→ Exercise task
Find every line of the listing below where "sont" appears, and copy it.

(Dataset items)
-- Start --
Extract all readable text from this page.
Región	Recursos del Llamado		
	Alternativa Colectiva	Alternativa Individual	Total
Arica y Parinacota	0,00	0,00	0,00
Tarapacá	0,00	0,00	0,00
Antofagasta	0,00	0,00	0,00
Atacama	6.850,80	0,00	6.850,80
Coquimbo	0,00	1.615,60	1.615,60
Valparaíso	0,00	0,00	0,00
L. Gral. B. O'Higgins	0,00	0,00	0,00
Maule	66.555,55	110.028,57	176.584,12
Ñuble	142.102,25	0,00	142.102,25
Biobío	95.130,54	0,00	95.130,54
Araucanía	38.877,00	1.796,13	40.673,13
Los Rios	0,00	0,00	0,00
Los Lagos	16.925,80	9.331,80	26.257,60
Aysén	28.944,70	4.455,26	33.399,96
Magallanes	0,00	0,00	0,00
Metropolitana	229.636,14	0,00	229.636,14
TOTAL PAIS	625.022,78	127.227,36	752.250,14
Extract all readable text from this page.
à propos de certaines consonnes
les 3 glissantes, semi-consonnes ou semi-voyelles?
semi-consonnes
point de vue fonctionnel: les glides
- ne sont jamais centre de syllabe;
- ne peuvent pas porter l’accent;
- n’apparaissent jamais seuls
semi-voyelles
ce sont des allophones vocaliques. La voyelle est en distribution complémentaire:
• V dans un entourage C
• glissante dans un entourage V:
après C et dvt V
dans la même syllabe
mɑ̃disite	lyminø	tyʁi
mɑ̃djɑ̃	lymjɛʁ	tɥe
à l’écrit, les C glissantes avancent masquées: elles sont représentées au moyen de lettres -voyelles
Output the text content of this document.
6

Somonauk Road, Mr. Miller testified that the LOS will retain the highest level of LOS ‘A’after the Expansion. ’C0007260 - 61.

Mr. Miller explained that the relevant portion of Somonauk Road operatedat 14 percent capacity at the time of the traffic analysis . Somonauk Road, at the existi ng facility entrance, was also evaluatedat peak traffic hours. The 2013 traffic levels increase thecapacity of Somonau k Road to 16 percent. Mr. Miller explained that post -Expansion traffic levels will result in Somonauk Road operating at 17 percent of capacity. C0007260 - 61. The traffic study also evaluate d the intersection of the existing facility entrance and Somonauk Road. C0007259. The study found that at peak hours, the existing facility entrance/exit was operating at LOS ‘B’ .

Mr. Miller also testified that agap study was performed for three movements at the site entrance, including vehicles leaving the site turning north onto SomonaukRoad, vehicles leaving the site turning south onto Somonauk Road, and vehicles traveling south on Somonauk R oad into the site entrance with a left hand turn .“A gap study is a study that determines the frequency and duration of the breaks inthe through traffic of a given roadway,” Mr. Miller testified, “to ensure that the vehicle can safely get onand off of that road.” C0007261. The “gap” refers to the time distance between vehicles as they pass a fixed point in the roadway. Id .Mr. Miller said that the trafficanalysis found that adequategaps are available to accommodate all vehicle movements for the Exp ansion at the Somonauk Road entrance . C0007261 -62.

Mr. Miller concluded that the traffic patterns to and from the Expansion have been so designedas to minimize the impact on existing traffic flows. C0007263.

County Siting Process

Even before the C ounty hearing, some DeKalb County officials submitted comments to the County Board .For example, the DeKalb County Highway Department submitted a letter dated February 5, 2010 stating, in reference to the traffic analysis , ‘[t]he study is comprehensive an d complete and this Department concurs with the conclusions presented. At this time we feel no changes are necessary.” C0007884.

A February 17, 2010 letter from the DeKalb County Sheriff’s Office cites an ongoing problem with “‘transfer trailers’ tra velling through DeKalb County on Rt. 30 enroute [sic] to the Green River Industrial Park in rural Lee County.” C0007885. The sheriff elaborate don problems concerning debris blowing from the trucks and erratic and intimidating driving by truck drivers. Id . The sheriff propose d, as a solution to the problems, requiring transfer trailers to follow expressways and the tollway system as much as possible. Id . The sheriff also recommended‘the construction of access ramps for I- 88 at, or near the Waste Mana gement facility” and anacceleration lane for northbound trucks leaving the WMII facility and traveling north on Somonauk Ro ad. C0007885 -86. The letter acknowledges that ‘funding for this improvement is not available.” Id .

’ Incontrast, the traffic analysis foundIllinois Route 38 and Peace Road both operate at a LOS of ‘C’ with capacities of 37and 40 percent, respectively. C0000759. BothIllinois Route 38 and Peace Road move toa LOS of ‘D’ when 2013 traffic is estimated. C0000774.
-- End --
→ Written solution
- ne sont jamais centre de syllabe;
ce sont des allophones vocaliques. La voyelle est en distribution complémentaire:
à l’écrit, les C glissantes avancent masquées: elles sont représentées au moyen de lettres -voyelles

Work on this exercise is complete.